## BEGIN

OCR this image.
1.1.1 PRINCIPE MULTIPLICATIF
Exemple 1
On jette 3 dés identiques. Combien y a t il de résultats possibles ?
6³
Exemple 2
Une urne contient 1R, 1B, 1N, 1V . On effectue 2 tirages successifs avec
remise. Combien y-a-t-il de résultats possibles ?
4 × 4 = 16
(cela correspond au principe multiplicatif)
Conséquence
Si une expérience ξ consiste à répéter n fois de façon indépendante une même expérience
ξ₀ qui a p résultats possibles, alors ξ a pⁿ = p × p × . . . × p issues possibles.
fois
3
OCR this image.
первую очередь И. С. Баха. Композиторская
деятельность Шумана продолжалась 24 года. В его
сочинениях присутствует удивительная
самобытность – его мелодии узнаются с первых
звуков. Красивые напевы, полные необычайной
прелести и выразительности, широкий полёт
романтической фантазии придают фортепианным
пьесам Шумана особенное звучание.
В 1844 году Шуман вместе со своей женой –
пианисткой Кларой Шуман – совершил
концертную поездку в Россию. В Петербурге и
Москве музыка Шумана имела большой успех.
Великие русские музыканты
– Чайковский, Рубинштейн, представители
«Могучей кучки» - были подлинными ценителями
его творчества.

## END

What is expected:
Copy out the whole listing exactly.

Answer to this exercise:
OCR this image.
1.1.1 PRINCIPE MULTIPLICATIF
Exemple 1
On jette 3 dés identiques. Combien y a t il de résultats possibles ?
6³
Exemple 2
Une urne contient 1R, 1B, 1N, 1V . On effectue 2 tirages successifs avec
remise. Combien y-a-t-il de résultats possibles ?
4 × 4 = 16
(cela correspond au principe multiplicatif)
Conséquence
Si une expérience ξ consiste à répéter n fois de façon indépendante une même expérience
ξ₀ qui a p résultats possibles, alors ξ a pⁿ = p × p × . . . × p issues possibles.
fois
3
OCR this image.
первую очередь И. С. Баха. Композиторская
деятельность Шумана продолжалась 24 года. В его
сочинениях присутствует удивительная
самобытность – его мелодии узнаются с первых
звуков. Красивые напевы, полные необычайной
прелести и выразительности, широкий полёт
романтической фантазии придают фортепианным
пьесам Шумана особенное звучание.
В 1844 году Шуман вместе со своей женой –
пианисткой Кларой Шуман – совершил
концертную поездку в Россию. В Петербурге и
Москве музыка Шумана имела большой успех.
Великие русские музыканты
– Чайковский, Рубинштейн, представители
«Могучей кучки» - были подлинными ценителями
его творчества.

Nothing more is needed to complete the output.